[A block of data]
-*-*-
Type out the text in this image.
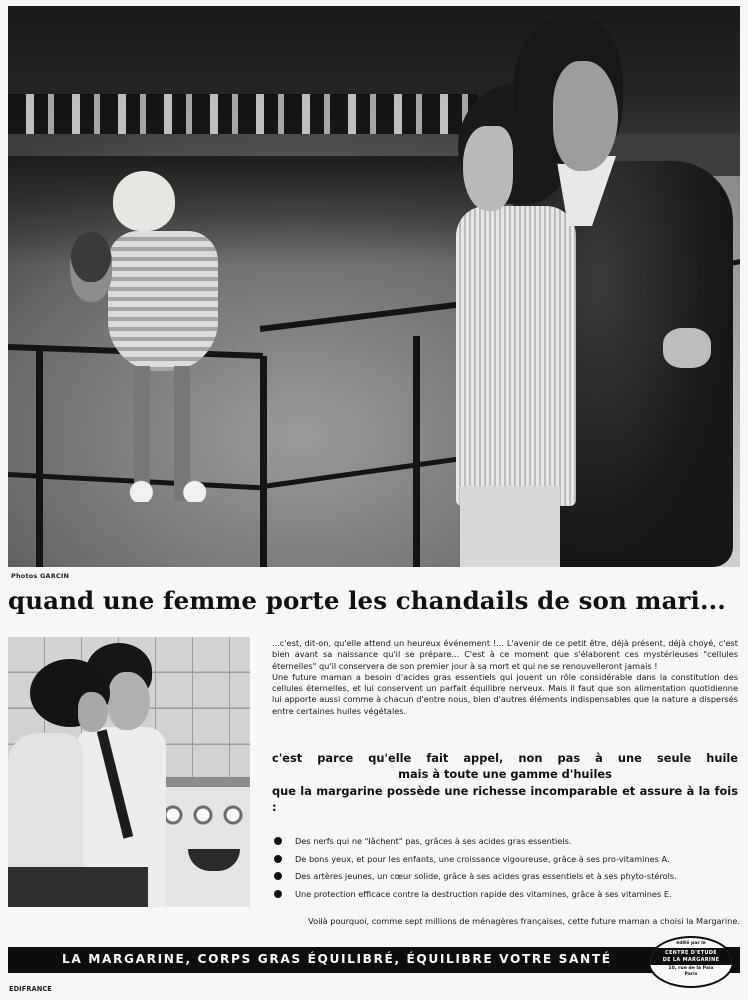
Photos GARCIN
quand une femme porte les chandails de son mari...

...c'est, dit-on, qu'elle attend un heureux événement !... L'avenir de ce petit être, déjà présent, déjà choyé, c'est bien avant sa naissance qu'il se prépare... C'est à ce moment que s'élaborent ces mystérieuses "cellules éternelles" qu'il conservera de son premier jour à sa mort et qui ne se renouvelleront jamais !

Une future maman a besoin d'acides gras essentiels qui jouent un rôle considérable dans la constitution des cellules éternelles, et lui conservent un parfait équilibre nerveux. Mais il faut que son alimentation quotidienne lui apporte aussi comme à chacun d'entre nous, bien d'autres éléments indispensables que la nature a dispersés entre certaines huiles végétales.

c'est parce qu'elle fait appel, non pas à une seule huile
mais à toute une gamme d'huiles
que la margarine possède une richesse incomparable et assure à la fois :
Des nerfs qui ne "lâchent" pas, grâces à ses acides gras essentiels.
De bons yeux, et pour les enfants, une croissance vigoureuse, grâce à ses pro-vitamines A.
Des artères jeunes, un cœur solide, grâce à ses acides gras essentiels et à ses phyto-stérols.
Une protection efficace contre la destruction rapide des vitamines, grâce à ses vitamines E.
Voilà pourquoi, comme sept millions de ménagères françaises, cette future maman a choisi la Margarine.
LA MARGARINE, CORPS GRAS ÉQUILIBRÉ, ÉQUILIBRE VOTRE SANTÉ
édité par le
CENTRE D'ETUDE
DE LA MARGARINE
10, rue de la Paix
Paris
EDIFRANCE
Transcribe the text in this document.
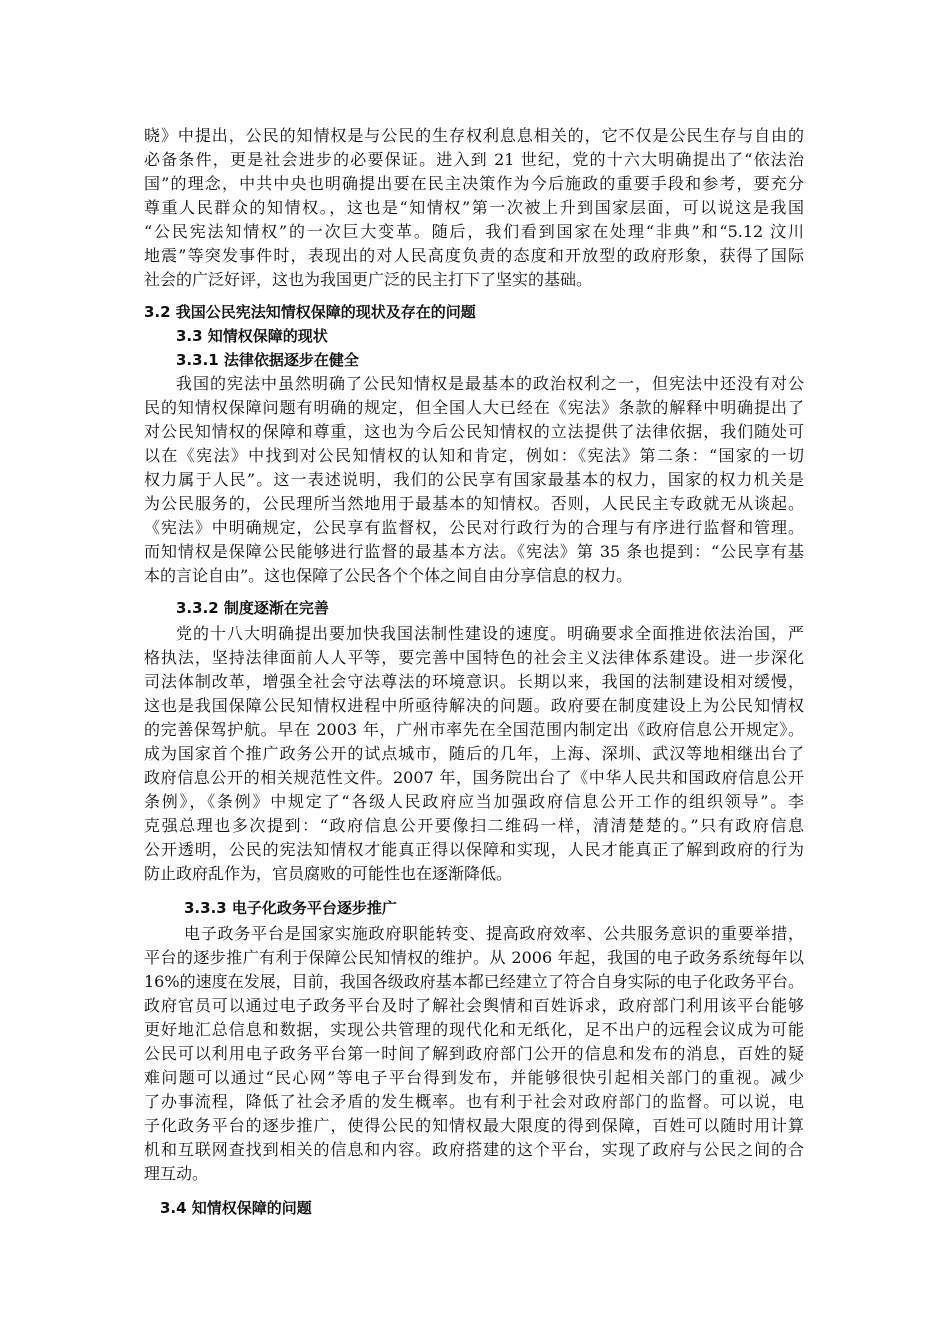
晓》中提出，公民的知情权是与公民的生存权利息息相关的，它不仅是公民生存与自由的
必备条件，更是社会进步的必要保证。进入到 21 世纪，党的十六大明确提出了“依法治
国”的理念，中共中央也明确提出要在民主决策作为今后施政的重要手段和参考，要充分
尊重人民群众的知情权。，这也是“知情权”第一次被上升到国家层面，可以说这是我国
“公民宪法知情权”的一次巨大变革。随后，我们看到国家在处理“非典”和“5.12 汶川
地震”等突发事件时，表现出的对人民高度负责的态度和开放型的政府形象，获得了国际
社会的广泛好评，这也为我国更广泛的民主打下了坚实的基础。
3.2 我国公民宪法知情权保障的现状及存在的问题
3.3 知情权保障的现状
3.3.1 法律依据逐步在健全
我国的宪法中虽然明确了公民知情权是最基本的政治权利之一，但宪法中还没有对公
民的知情权保障问题有明确的规定，但全国人大已经在《宪法》条款的解释中明确提出了
对公民知情权的保障和尊重，这也为今后公民知情权的立法提供了法律依据，我们随处可
以在《宪法》中找到对公民知情权的认知和肯定，例如：《宪法》第二条：“国家的一切
权力属于人民”。这一表述说明，我们的公民享有国家最基本的权力，国家的权力机关是
为公民服务的，公民理所当然地用于最基本的知情权。否则，人民民主专政就无从谈起。
《宪法》中明确规定，公民享有监督权，公民对行政行为的合理与有序进行监督和管理。
而知情权是保障公民能够进行监督的最基本方法。《宪法》第 35 条也提到：“公民享有基
本的言论自由”。这也保障了公民各个个体之间自由分享信息的权力。
3.3.2 制度逐渐在完善
党的十八大明确提出要加快我国法制性建设的速度。明确要求全面推进依法治国，严
格执法，坚持法律面前人人平等，要完善中国特色的社会主义法律体系建设。进一步深化
司法体制改革，增强全社会守法尊法的环境意识。长期以来，我国的法制建设相对缓慢，
这也是我国保障公民知情权进程中所亟待解决的问题。政府要在制度建设上为公民知情权
的完善保驾护航。早在 2003 年，广州市率先在全国范围内制定出《政府信息公开规定》。
成为国家首个推广政务公开的试点城市，随后的几年，上海、深圳、武汉等地相继出台了
政府信息公开的相关规范性文件。2007 年，国务院出台了《中华人民共和国政府信息公开
条例》，《条例》中规定了“各级人民政府应当加强政府信息公开工作的组织领导”。李
克强总理也多次提到：“政府信息公开要像扫二维码一样，清清楚楚的。”只有政府信息
公开透明，公民的宪法知情权才能真正得以保障和实现，人民才能真正了解到政府的行为
防止政府乱作为，官员腐败的可能性也在逐渐降低。
3.3.3 电子化政务平台逐步推广
电子政务平台是国家实施政府职能转变、提高政府效率、公共服务意识的重要举措，
平台的逐步推广有利于保障公民知情权的维护。从 2006 年起，我国的电子政务系统每年以
16%的速度在发展，目前，我国各级政府基本都已经建立了符合自身实际的电子化政务平台。
政府官员可以通过电子政务平台及时了解社会舆情和百姓诉求，政府部门利用该平台能够
更好地汇总信息和数据，实现公共管理的现代化和无纸化，足不出户的远程会议成为可能
公民可以利用电子政务平台第一时间了解到政府部门公开的信息和发布的消息，百姓的疑
难问题可以通过“民心网”等电子平台得到发布，并能够很快引起相关部门的重视。减少
了办事流程，降低了社会矛盾的发生概率。也有利于社会对政府部门的监督。可以说，电
子化政务平台的逐步推广，使得公民的知情权最大限度的得到保障，百姓可以随时用计算
机和互联网查找到相关的信息和内容。政府搭建的这个平台，实现了政府与公民之间的合
理互动。
3.4 知情权保障的问题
-*-*-
### Stated task
Word for word, please, restate the lines of the listing from the one holding "Transcribe the text in this document." down to the last line, leaving out any pictures.

### Exercise result
Transcribe the text in this document.
晓》中提出，公民的知情权是与公民的生存权利息息相关的，它不仅是公民生存与自由的
必备条件，更是社会进步的必要保证。进入到 21 世纪，党的十六大明确提出了“依法治
国”的理念，中共中央也明确提出要在民主决策作为今后施政的重要手段和参考，要充分
尊重人民群众的知情权。，这也是“知情权”第一次被上升到国家层面，可以说这是我国
“公民宪法知情权”的一次巨大变革。随后，我们看到国家在处理“非典”和“5.12 汶川
地震”等突发事件时，表现出的对人民高度负责的态度和开放型的政府形象，获得了国际
社会的广泛好评，这也为我国更广泛的民主打下了坚实的基础。
3.2 我国公民宪法知情权保障的现状及存在的问题
3.3 知情权保障的现状
3.3.1 法律依据逐步在健全
我国的宪法中虽然明确了公民知情权是最基本的政治权利之一，但宪法中还没有对公
民的知情权保障问题有明确的规定，但全国人大已经在《宪法》条款的解释中明确提出了
对公民知情权的保障和尊重，这也为今后公民知情权的立法提供了法律依据，我们随处可
以在《宪法》中找到对公民知情权的认知和肯定，例如：《宪法》第二条：“国家的一切
权力属于人民”。这一表述说明，我们的公民享有国家最基本的权力，国家的权力机关是
为公民服务的，公民理所当然地用于最基本的知情权。否则，人民民主专政就无从谈起。
《宪法》中明确规定，公民享有监督权，公民对行政行为的合理与有序进行监督和管理。
而知情权是保障公民能够进行监督的最基本方法。《宪法》第 35 条也提到：“公民享有基
本的言论自由”。这也保障了公民各个个体之间自由分享信息的权力。
3.3.2 制度逐渐在完善
党的十八大明确提出要加快我国法制性建设的速度。明确要求全面推进依法治国，严
格执法，坚持法律面前人人平等，要完善中国特色的社会主义法律体系建设。进一步深化
司法体制改革，增强全社会守法尊法的环境意识。长期以来，我国的法制建设相对缓慢，
这也是我国保障公民知情权进程中所亟待解决的问题。政府要在制度建设上为公民知情权
的完善保驾护航。早在 2003 年，广州市率先在全国范围内制定出《政府信息公开规定》。
成为国家首个推广政务公开的试点城市，随后的几年，上海、深圳、武汉等地相继出台了
政府信息公开的相关规范性文件。2007 年，国务院出台了《中华人民共和国政府信息公开
条例》，《条例》中规定了“各级人民政府应当加强政府信息公开工作的组织领导”。李
克强总理也多次提到：“政府信息公开要像扫二维码一样，清清楚楚的。”只有政府信息
公开透明，公民的宪法知情权才能真正得以保障和实现，人民才能真正了解到政府的行为
防止政府乱作为，官员腐败的可能性也在逐渐降低。
3.3.3 电子化政务平台逐步推广
电子政务平台是国家实施政府职能转变、提高政府效率、公共服务意识的重要举措，
平台的逐步推广有利于保障公民知情权的维护。从 2006 年起，我国的电子政务系统每年以
16%的速度在发展，目前，我国各级政府基本都已经建立了符合自身实际的电子化政务平台。
政府官员可以通过电子政务平台及时了解社会舆情和百姓诉求，政府部门利用该平台能够
更好地汇总信息和数据，实现公共管理的现代化和无纸化，足不出户的远程会议成为可能
公民可以利用电子政务平台第一时间了解到政府部门公开的信息和发布的消息，百姓的疑
难问题可以通过“民心网”等电子平台得到发布，并能够很快引起相关部门的重视。减少
了办事流程，降低了社会矛盾的发生概率。也有利于社会对政府部门的监督。可以说，电
子化政务平台的逐步推广，使得公民的知情权最大限度的得到保障，百姓可以随时用计算
机和互联网查找到相关的信息和内容。政府搭建的这个平台，实现了政府与公民之间的合
理互动。
3.4 知情权保障的问题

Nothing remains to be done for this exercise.